_Problem_
Repeat the entries that follow verbatim, without any of their pictures.

_Record set_
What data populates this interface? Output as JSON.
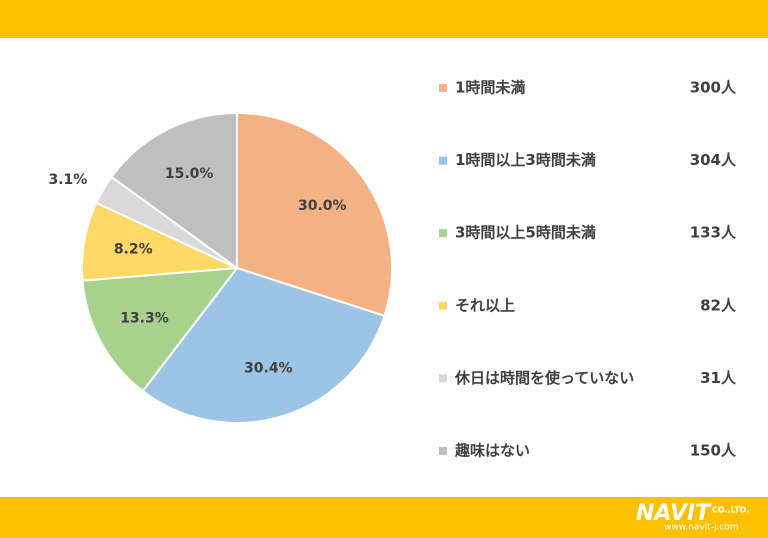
{
  "chart_data": {
    "type": "pie",
    "categories": [
      "1時間未満",
      "1時間以上3時間未満",
      "3時間以上5時間未満",
      "それ以上",
      "休日は時間を使っていない",
      "趣味はない"
    ],
    "values": [
      30.0,
      30.4,
      13.3,
      8.2,
      3.1,
      15.0
    ],
    "value_labels": [
      "30.0%",
      "30.4%",
      "13.3%",
      "8.2%",
      "3.1%",
      "15.0%"
    ],
    "legend_counts": [
      "300人",
      "304人",
      "133人",
      "82人",
      "31人",
      "150人"
    ],
    "colors": [
      "#F4B183",
      "#9DC3E6",
      "#A9D18E",
      "#FFD966",
      "#D9D9D9",
      "#BFBFBF"
    ]
  },
  "footer": {
    "logo": "NAVIT",
    "company": "CO.,LTD.",
    "url": "www.navit-j.com"
  }
}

_Task response_
What data populates this interface? Output as JSON.
{
  "chart_data": {
    "type": "pie",
    "categories": [
      "1時間未満",
      "1時間以上3時間未満",
      "3時間以上5時間未満",
      "それ以上",
      "休日は時間を使っていない",
      "趣味はない"
    ],
    "values": [
      30.0,
      30.4,
      13.3,
      8.2,
      3.1,
      15.0
    ],
    "value_labels": [
      "30.0%",
      "30.4%",
      "13.3%",
      "8.2%",
      "3.1%",
      "15.0%"
    ],
    "legend_counts": [
      "300人",
      "304人",
      "133人",
      "82人",
      "31人",
      "150人"
    ],
    "colors": [
      "#F4B183",
      "#9DC3E6",
      "#A9D18E",
      "#FFD966",
      "#D9D9D9",
      "#BFBFBF"
    ]
  },
  "footer": {
    "logo": "NAVIT",
    "company": "CO.,LTD.",
    "url": "www.navit-j.com"
  }
}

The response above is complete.